> [Figure dataset records]:

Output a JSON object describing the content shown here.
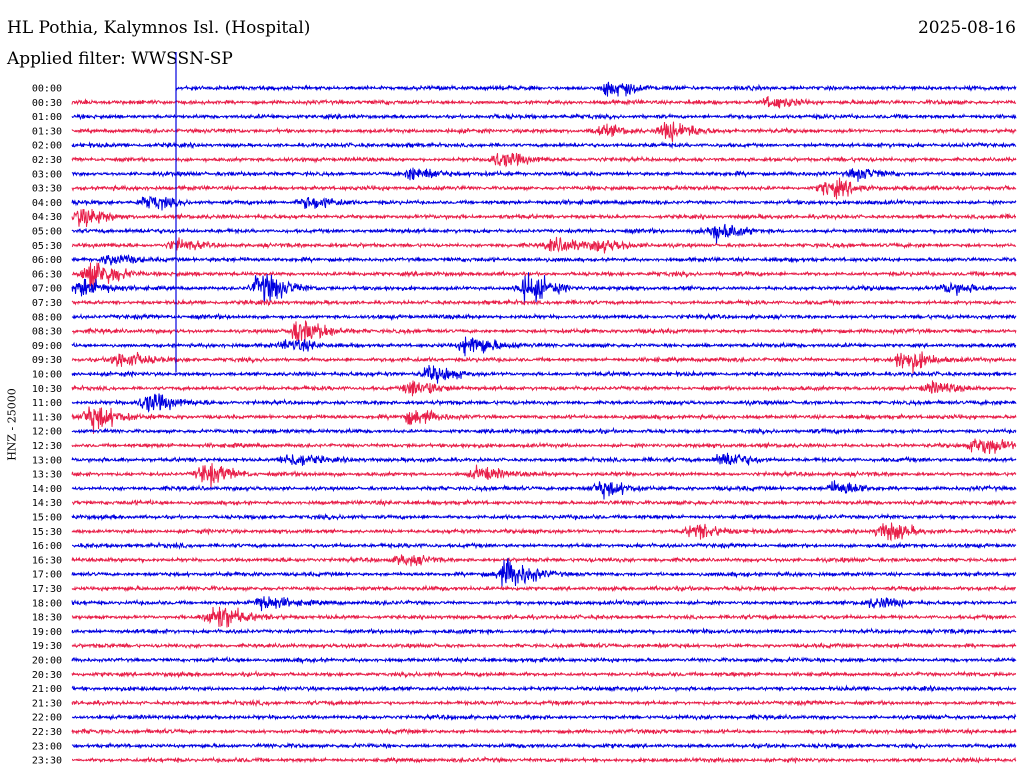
{
  "header": {
    "station": "HL Pothia, Kalymnos Isl. (Hospital)",
    "date": "2025-08-16",
    "filter": "Applied filter: WWSSN-SP"
  },
  "chart_data": {
    "type": "line",
    "title": "HL Pothia, Kalymnos Isl. (Hospital)",
    "subtitle": "Applied filter: WWSSN-SP",
    "date": "2025-08-16",
    "ylabel": "HNZ - 25000",
    "xlabel": "",
    "trace_colors": [
      "#0000e0",
      "#e8204a"
    ],
    "start_marker_row": 0,
    "row_labels": [
      "00:00",
      "00:30",
      "01:00",
      "01:30",
      "02:00",
      "02:30",
      "03:00",
      "03:30",
      "04:00",
      "04:30",
      "05:00",
      "05:30",
      "06:00",
      "06:30",
      "07:00",
      "07:30",
      "08:00",
      "08:30",
      "09:00",
      "09:30",
      "10:00",
      "10:30",
      "11:00",
      "11:30",
      "12:00",
      "12:30",
      "13:00",
      "13:30",
      "14:00",
      "14:30",
      "15:00",
      "15:30",
      "16:00",
      "16:30",
      "17:00",
      "17:30",
      "18:00",
      "18:30",
      "19:00",
      "19:30",
      "20:00",
      "20:30",
      "21:00",
      "21:30",
      "22:00",
      "22:30",
      "23:00",
      "23:30"
    ],
    "events": [
      {
        "row": 0,
        "x": 0.57,
        "amp": 1.4
      },
      {
        "row": 1,
        "x": 0.74,
        "amp": 1.0
      },
      {
        "row": 3,
        "x": 0.63,
        "amp": 1.6
      },
      {
        "row": 3,
        "x": 0.56,
        "amp": 0.9
      },
      {
        "row": 5,
        "x": 0.45,
        "amp": 1.3
      },
      {
        "row": 6,
        "x": 0.36,
        "amp": 1.1
      },
      {
        "row": 6,
        "x": 0.83,
        "amp": 1.0
      },
      {
        "row": 7,
        "x": 0.8,
        "amp": 1.5
      },
      {
        "row": 8,
        "x": 0.08,
        "amp": 1.2
      },
      {
        "row": 8,
        "x": 0.25,
        "amp": 1.0
      },
      {
        "row": 9,
        "x": 0.01,
        "amp": 1.7
      },
      {
        "row": 10,
        "x": 0.68,
        "amp": 1.6
      },
      {
        "row": 11,
        "x": 0.11,
        "amp": 1.0
      },
      {
        "row": 11,
        "x": 0.51,
        "amp": 1.2
      },
      {
        "row": 11,
        "x": 0.56,
        "amp": 1.0
      },
      {
        "row": 12,
        "x": 0.04,
        "amp": 1.0
      },
      {
        "row": 13,
        "x": 0.02,
        "amp": 2.4
      },
      {
        "row": 14,
        "x": 0.01,
        "amp": 1.5
      },
      {
        "row": 14,
        "x": 0.2,
        "amp": 2.6
      },
      {
        "row": 14,
        "x": 0.48,
        "amp": 2.4
      },
      {
        "row": 14,
        "x": 0.93,
        "amp": 1.0
      },
      {
        "row": 17,
        "x": 0.24,
        "amp": 2.0
      },
      {
        "row": 18,
        "x": 0.42,
        "amp": 1.8
      },
      {
        "row": 18,
        "x": 0.23,
        "amp": 0.9
      },
      {
        "row": 19,
        "x": 0.05,
        "amp": 1.4
      },
      {
        "row": 19,
        "x": 0.88,
        "amp": 1.9
      },
      {
        "row": 20,
        "x": 0.38,
        "amp": 1.3
      },
      {
        "row": 21,
        "x": 0.36,
        "amp": 1.5
      },
      {
        "row": 21,
        "x": 0.91,
        "amp": 1.0
      },
      {
        "row": 22,
        "x": 0.08,
        "amp": 1.6
      },
      {
        "row": 23,
        "x": 0.02,
        "amp": 2.2
      },
      {
        "row": 23,
        "x": 0.36,
        "amp": 1.2
      },
      {
        "row": 25,
        "x": 0.96,
        "amp": 1.5
      },
      {
        "row": 26,
        "x": 0.23,
        "amp": 1.2
      },
      {
        "row": 26,
        "x": 0.69,
        "amp": 1.3
      },
      {
        "row": 27,
        "x": 0.14,
        "amp": 1.8
      },
      {
        "row": 27,
        "x": 0.43,
        "amp": 1.1
      },
      {
        "row": 28,
        "x": 0.56,
        "amp": 1.4
      },
      {
        "row": 28,
        "x": 0.81,
        "amp": 1.2
      },
      {
        "row": 31,
        "x": 0.66,
        "amp": 1.2
      },
      {
        "row": 31,
        "x": 0.86,
        "amp": 1.7
      },
      {
        "row": 33,
        "x": 0.35,
        "amp": 0.9
      },
      {
        "row": 34,
        "x": 0.46,
        "amp": 2.5
      },
      {
        "row": 36,
        "x": 0.2,
        "amp": 1.3
      },
      {
        "row": 37,
        "x": 0.15,
        "amp": 2.3
      },
      {
        "row": 36,
        "x": 0.85,
        "amp": 0.8
      }
    ]
  }
}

> [Work to be completed]:
Excluding the pictures, restate the records above word for word.

> [Answer to the problem]:
Output a JSON object describing the content shown here.
{
  "header": {
    "station": "HL Pothia, Kalymnos Isl. (Hospital)",
    "date": "2025-08-16",
    "filter": "Applied filter: WWSSN-SP"
  },
  "chart_data": {
    "type": "line",
    "title": "HL Pothia, Kalymnos Isl. (Hospital)",
    "subtitle": "Applied filter: WWSSN-SP",
    "date": "2025-08-16",
    "ylabel": "HNZ - 25000",
    "xlabel": "",
    "trace_colors": [
      "#0000e0",
      "#e8204a"
    ],
    "start_marker_row": 0,
    "row_labels": [
      "00:00",
      "00:30",
      "01:00",
      "01:30",
      "02:00",
      "02:30",
      "03:00",
      "03:30",
      "04:00",
      "04:30",
      "05:00",
      "05:30",
      "06:00",
      "06:30",
      "07:00",
      "07:30",
      "08:00",
      "08:30",
      "09:00",
      "09:30",
      "10:00",
      "10:30",
      "11:00",
      "11:30",
      "12:00",
      "12:30",
      "13:00",
      "13:30",
      "14:00",
      "14:30",
      "15:00",
      "15:30",
      "16:00",
      "16:30",
      "17:00",
      "17:30",
      "18:00",
      "18:30",
      "19:00",
      "19:30",
      "20:00",
      "20:30",
      "21:00",
      "21:30",
      "22:00",
      "22:30",
      "23:00",
      "23:30"
    ],
    "events": [
      {
        "row": 0,
        "x": 0.57,
        "amp": 1.4
      },
      {
        "row": 1,
        "x": 0.74,
        "amp": 1.0
      },
      {
        "row": 3,
        "x": 0.63,
        "amp": 1.6
      },
      {
        "row": 3,
        "x": 0.56,
        "amp": 0.9
      },
      {
        "row": 5,
        "x": 0.45,
        "amp": 1.3
      },
      {
        "row": 6,
        "x": 0.36,
        "amp": 1.1
      },
      {
        "row": 6,
        "x": 0.83,
        "amp": 1.0
      },
      {
        "row": 7,
        "x": 0.8,
        "amp": 1.5
      },
      {
        "row": 8,
        "x": 0.08,
        "amp": 1.2
      },
      {
        "row": 8,
        "x": 0.25,
        "amp": 1.0
      },
      {
        "row": 9,
        "x": 0.01,
        "amp": 1.7
      },
      {
        "row": 10,
        "x": 0.68,
        "amp": 1.6
      },
      {
        "row": 11,
        "x": 0.11,
        "amp": 1.0
      },
      {
        "row": 11,
        "x": 0.51,
        "amp": 1.2
      },
      {
        "row": 11,
        "x": 0.56,
        "amp": 1.0
      },
      {
        "row": 12,
        "x": 0.04,
        "amp": 1.0
      },
      {
        "row": 13,
        "x": 0.02,
        "amp": 2.4
      },
      {
        "row": 14,
        "x": 0.01,
        "amp": 1.5
      },
      {
        "row": 14,
        "x": 0.2,
        "amp": 2.6
      },
      {
        "row": 14,
        "x": 0.48,
        "amp": 2.4
      },
      {
        "row": 14,
        "x": 0.93,
        "amp": 1.0
      },
      {
        "row": 17,
        "x": 0.24,
        "amp": 2.0
      },
      {
        "row": 18,
        "x": 0.42,
        "amp": 1.8
      },
      {
        "row": 18,
        "x": 0.23,
        "amp": 0.9
      },
      {
        "row": 19,
        "x": 0.05,
        "amp": 1.4
      },
      {
        "row": 19,
        "x": 0.88,
        "amp": 1.9
      },
      {
        "row": 20,
        "x": 0.38,
        "amp": 1.3
      },
      {
        "row": 21,
        "x": 0.36,
        "amp": 1.5
      },
      {
        "row": 21,
        "x": 0.91,
        "amp": 1.0
      },
      {
        "row": 22,
        "x": 0.08,
        "amp": 1.6
      },
      {
        "row": 23,
        "x": 0.02,
        "amp": 2.2
      },
      {
        "row": 23,
        "x": 0.36,
        "amp": 1.2
      },
      {
        "row": 25,
        "x": 0.96,
        "amp": 1.5
      },
      {
        "row": 26,
        "x": 0.23,
        "amp": 1.2
      },
      {
        "row": 26,
        "x": 0.69,
        "amp": 1.3
      },
      {
        "row": 27,
        "x": 0.14,
        "amp": 1.8
      },
      {
        "row": 27,
        "x": 0.43,
        "amp": 1.1
      },
      {
        "row": 28,
        "x": 0.56,
        "amp": 1.4
      },
      {
        "row": 28,
        "x": 0.81,
        "amp": 1.2
      },
      {
        "row": 31,
        "x": 0.66,
        "amp": 1.2
      },
      {
        "row": 31,
        "x": 0.86,
        "amp": 1.7
      },
      {
        "row": 33,
        "x": 0.35,
        "amp": 0.9
      },
      {
        "row": 34,
        "x": 0.46,
        "amp": 2.5
      },
      {
        "row": 36,
        "x": 0.2,
        "amp": 1.3
      },
      {
        "row": 37,
        "x": 0.15,
        "amp": 2.3
      },
      {
        "row": 36,
        "x": 0.85,
        "amp": 0.8
      }
    ]
  }
}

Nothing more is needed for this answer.